--- START OF The data ---

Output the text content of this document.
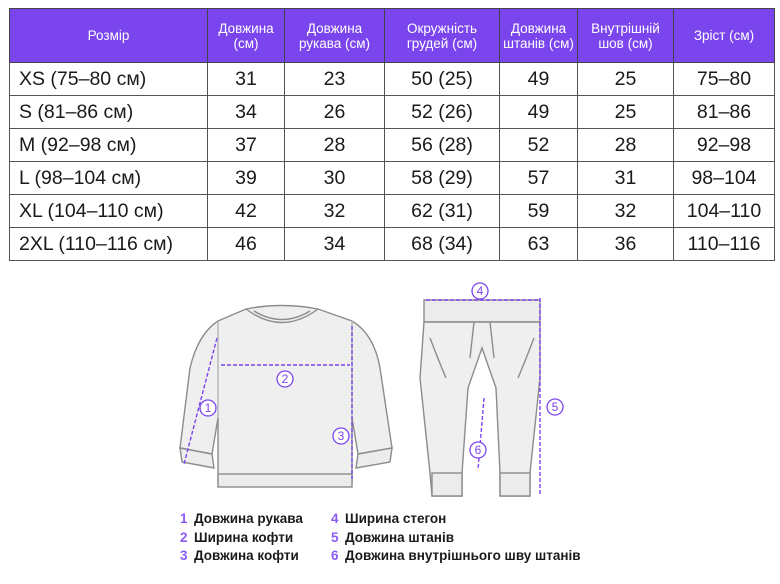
Розмір	Довжина (см)	Довжина рукава (см)	Окружність грудей (см)	Довжина штанів (см)	Внутрішній шов (см)	Зріст (см)
XS (75–80 см)	31	23	50 (25)	49	25	75–80
S (81–86 см)	34	26	52 (26)	49	25	81–86
M (92–98 см)	37	28	56 (28)	52	28	92–98
L (98–104 см)	39	30	58 (29)	57	31	98–104
XL (104–110 см)	42	32	62 (31)	59	32	104–110
2XL (110–116 см)	46	34	68 (34)	63	36	110–116
1
2
3
4
5
6
1 Довжина рукава
2 Ширина кофти
3 Довжина кофти
4 Ширина стегон
5 Довжина штанів
6 Довжина внутрішнього шву штанів
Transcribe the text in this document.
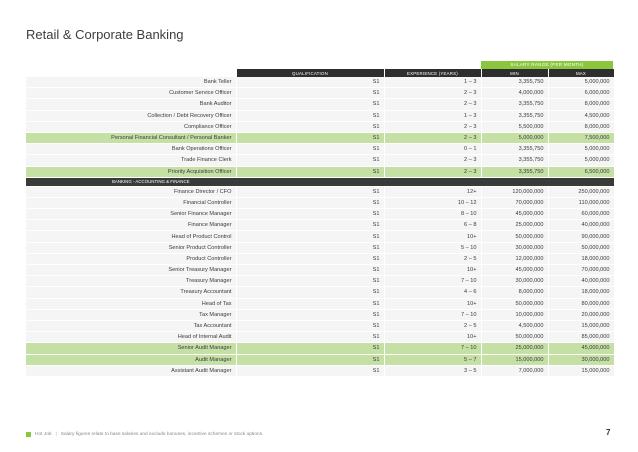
Retail & Corporate Banking
SALARY RANGE (PER MONTH)
	QUALIFICATION	EXPERIENCE (YEARS)	MIN	MAX
Bank Teller	S1	1 – 3	3,355,750	5,000,000
Customer Service Officer	S1	2 – 3	4,000,000	6,000,000
Bank Auditor	S1	2 – 3	3,355,750	8,000,000
Collection / Debt Recovery Officer	S1	1 – 3	3,355,750	4,500,000
Compliance Officer	S1	2 – 3	5,500,000	8,000,000
Personal Financial Consultant / Personal Banker	S1	2 – 3	5,000,000	7,500,000
Bank Operations Officer	S1	0 – 1	3,355,750	5,000,000
Trade Finance Clerk	S1	2 – 3	3,355,750	5,000,000
Priority Acquisition Officer	S1	2 – 3	3,355,750	6,500,000
BANKING - ACCOUNTING & FINANCE				
Finance Director / CFO	S1	12+	120,000,000	250,000,000
Financial Controller	S1	10 – 12	70,000,000	110,000,000
Senior Finance Manager	S1	8 – 10	45,000,000	60,000,000
Finance Manager	S1	6 – 8	25,000,000	40,000,000
Head of Product Control	S1	10+	50,000,000	90,000,000
Senior Product Controller	S1	5 – 10	30,000,000	50,000,000
Product Controller	S1	2 – 5	12,000,000	18,000,000
Senior Treasury Manager	S1	10+	45,000,000	70,000,000
Treasury Manager	S1	7 – 10	30,000,000	40,000,000
Treasury Accountant	S1	4 – 6	8,000,000	18,000,000
Head of Tax	S1	10+	50,000,000	80,000,000
Tax Manager	S1	7 – 10	10,000,000	20,000,000
Tax Accountant	S1	2 – 5	4,500,000	15,000,000
Head of Internal Audit	S1	10+	50,000,000	85,000,000
Senior Audit Manager	S1	7 – 10	25,000,000	45,000,000
Audit Manager	S1	5 – 7	15,000,000	30,000,000
Assistant Audit Manager	S1	3 – 5	7,000,000	15,000,000
Hot Job | Salary figures relate to base salaries and exclude bonuses, incentive schemes or stock options.	7
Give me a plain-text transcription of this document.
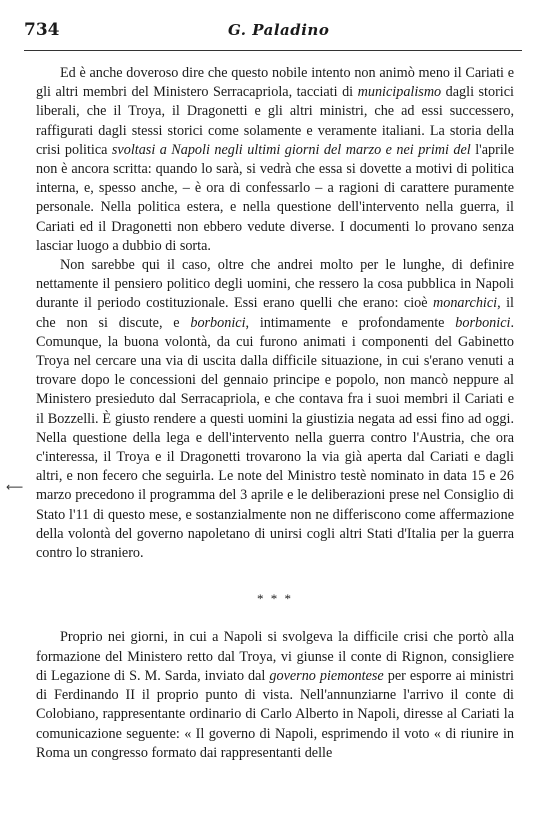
734	G. Paladino
⟵

Ed è anche doveroso dire che questo nobile intento non animò meno il Cariati e gli altri membri del Ministero Serracapriola, tacciati di municipalismo dagli storici liberali, che il Troya, il Dragonetti e gli altri ministri, che ad essi successero, raffigurati dagli stessi storici come solamente e veramente italiani. La storia della crisi politica svoltasi a Napoli negli ultimi giorni del marzo e nei primi del l'aprile non è ancora scritta: quando lo sarà, si vedrà che essa si dovette a motivi di politica interna, e, spesso anche, – è ora di confessarlo – a ragioni di carattere puramente personale. Nella politica estera, e nella questione dell'intervento nella guerra, il Cariati ed il Dragonetti non ebbero vedute diverse. I documenti lo provano senza lasciar luogo a dubbio di sorta.

Non sarebbe qui il caso, oltre che andrei molto per le lunghe, di definire nettamente il pensiero politico degli uomini, che ressero la cosa pubblica in Napoli durante il periodo costituzionale. Essi erano quelli che erano: cioè monarchici, il che non si discute, e borbonici, intimamente e profondamente borbonici. Comunque, la buona volontà, da cui furono animati i componenti del Gabinetto Troya nel cercare una via di uscita dalla difficile situazione, in cui s'erano venuti a trovare dopo le concessioni del gennaio principe e popolo, non mancò neppure al Ministero presieduto dal Serracapriola, e che contava fra i suoi membri il Cariati e il Bozzelli. È giusto rendere a questi uomini la giustizia negata ad essi fino ad oggi. Nella questione della lega e dell'intervento nella guerra contro l'Austria, che ora c'interessa, il Troya e il Dragonetti trovarono la via già aperta dal Cariati e dagli altri, e non fecero che seguirla. Le note del Ministro testè nominato in data 15 e 26 marzo precedono il programma del 3 aprile e le deliberazioni prese nel Consiglio di Stato l'11 di questo mese, e sostanzialmente non ne differiscono come affermazione della volontà del governo napoletano di unirsi cogli altri Stati d'Italia per la guerra contro lo straniero.

* * *

Proprio nei giorni, in cui a Napoli si svolgeva la difficile crisi che portò alla formazione del Ministero retto dal Troya, vi giunse il conte di Rignon, consigliere di Legazione di S. M. Sarda, inviato dal governo piemontese per esporre ai ministri di Ferdinando II il proprio punto di vista. Nell'annunziarne l'arrivo il conte di Colobiano, rappresentante ordinario di Carlo Alberto in Napoli, diresse al Cariati la comunicazione seguente: « Il governo di Napoli, esprimendo il voto « di riunire in Roma un congresso formato dai rappresentanti delle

--- END OF The data ---

Give back the entries verbatim. Do not include any picture.

Full response
Output the text content of this document.
Розмір	Довжина (см)	Довжина рукава (см)	Окружність грудей (см)	Довжина штанів (см)	Внутрішній шов (см)	Зріст (см)
XS (75–80 см)	31	23	50 (25)	49	25	75–80
S (81–86 см)	34	26	52 (26)	49	25	81–86
M (92–98 см)	37	28	56 (28)	52	28	92–98
L (98–104 см)	39	30	58 (29)	57	31	98–104
XL (104–110 см)	42	32	62 (31)	59	32	104–110
2XL (110–116 см)	46	34	68 (34)	63	36	110–116
1
2
3
4
5
6
1 Довжина рукава
2 Ширина кофти
3 Довжина кофти
4 Ширина стегон
5 Довжина штанів
6 Довжина внутрішнього шву штанів
Transcribe the text in this document.
Retail & Corporate Banking
SALARY RANGE (PER MONTH)
	QUALIFICATION	EXPERIENCE (YEARS)	MIN	MAX
Bank Teller	S1	1 – 3	3,355,750	5,000,000
Customer Service Officer	S1	2 – 3	4,000,000	6,000,000
Bank Auditor	S1	2 – 3	3,355,750	8,000,000
Collection / Debt Recovery Officer	S1	1 – 3	3,355,750	4,500,000
Compliance Officer	S1	2 – 3	5,500,000	8,000,000
Personal Financial Consultant / Personal Banker	S1	2 – 3	5,000,000	7,500,000
Bank Operations Officer	S1	0 – 1	3,355,750	5,000,000
Trade Finance Clerk	S1	2 – 3	3,355,750	5,000,000
Priority Acquisition Officer	S1	2 – 3	3,355,750	6,500,000
BANKING - ACCOUNTING & FINANCE				
Finance Director / CFO	S1	12+	120,000,000	250,000,000
Financial Controller	S1	10 – 12	70,000,000	110,000,000
Senior Finance Manager	S1	8 – 10	45,000,000	60,000,000
Finance Manager	S1	6 – 8	25,000,000	40,000,000
Head of Product Control	S1	10+	50,000,000	90,000,000
Senior Product Controller	S1	5 – 10	30,000,000	50,000,000
Product Controller	S1	2 – 5	12,000,000	18,000,000
Senior Treasury Manager	S1	10+	45,000,000	70,000,000
Treasury Manager	S1	7 – 10	30,000,000	40,000,000
Treasury Accountant	S1	4 – 6	8,000,000	18,000,000
Head of Tax	S1	10+	50,000,000	80,000,000
Tax Manager	S1	7 – 10	10,000,000	20,000,000
Tax Accountant	S1	2 – 5	4,500,000	15,000,000
Head of Internal Audit	S1	10+	50,000,000	85,000,000
Senior Audit Manager	S1	7 – 10	25,000,000	45,000,000
Audit Manager	S1	5 – 7	15,000,000	30,000,000
Assistant Audit Manager	S1	3 – 5	7,000,000	15,000,000
Hot Job | Salary figures relate to base salaries and exclude bonuses, incentive schemes or stock options.	7
Give me a plain-text transcription of this document.
734	G. Paladino
⟵

Ed è anche doveroso dire che questo nobile intento non animò meno il Cariati e gli altri membri del Ministero Serracapriola, tacciati di municipalismo dagli storici liberali, che il Troya, il Dragonetti e gli altri ministri, che ad essi successero, raffigurati dagli stessi storici come solamente e veramente italiani. La storia della crisi politica svoltasi a Napoli negli ultimi giorni del marzo e nei primi del l'aprile non è ancora scritta: quando lo sarà, si vedrà che essa si dovette a motivi di politica interna, e, spesso anche, – è ora di confessarlo – a ragioni di carattere puramente personale. Nella politica estera, e nella questione dell'intervento nella guerra, il Cariati ed il Dragonetti non ebbero vedute diverse. I documenti lo provano senza lasciar luogo a dubbio di sorta.

Non sarebbe qui il caso, oltre che andrei molto per le lunghe, di definire nettamente il pensiero politico degli uomini, che ressero la cosa pubblica in Napoli durante il periodo costituzionale. Essi erano quelli che erano: cioè monarchici, il che non si discute, e borbonici, intimamente e profondamente borbonici. Comunque, la buona volontà, da cui furono animati i componenti del Gabinetto Troya nel cercare una via di uscita dalla difficile situazione, in cui s'erano venuti a trovare dopo le concessioni del gennaio principe e popolo, non mancò neppure al Ministero presieduto dal Serracapriola, e che contava fra i suoi membri il Cariati e il Bozzelli. È giusto rendere a questi uomini la giustizia negata ad essi fino ad oggi. Nella questione della lega e dell'intervento nella guerra contro l'Austria, che ora c'interessa, il Troya e il Dragonetti trovarono la via già aperta dal Cariati e dagli altri, e non fecero che seguirla. Le note del Ministro testè nominato in data 15 e 26 marzo precedono il programma del 3 aprile e le deliberazioni prese nel Consiglio di Stato l'11 di questo mese, e sostanzialmente non ne differiscono come affermazione della volontà del governo napoletano di unirsi cogli altri Stati d'Italia per la guerra contro lo straniero.

* * *

Proprio nei giorni, in cui a Napoli si svolgeva la difficile crisi che portò alla formazione del Ministero retto dal Troya, vi giunse il conte di Rignon, consigliere di Legazione di S. M. Sarda, inviato dal governo piemontese per esporre ai ministri di Ferdinando II il proprio punto di vista. Nell'annunziarne l'arrivo il conte di Colobiano, rappresentante ordinario di Carlo Alberto in Napoli, diresse al Cariati la comunicazione seguente: « Il governo di Napoli, esprimendo il voto « di riunire in Roma un congresso formato dai rappresentanti delle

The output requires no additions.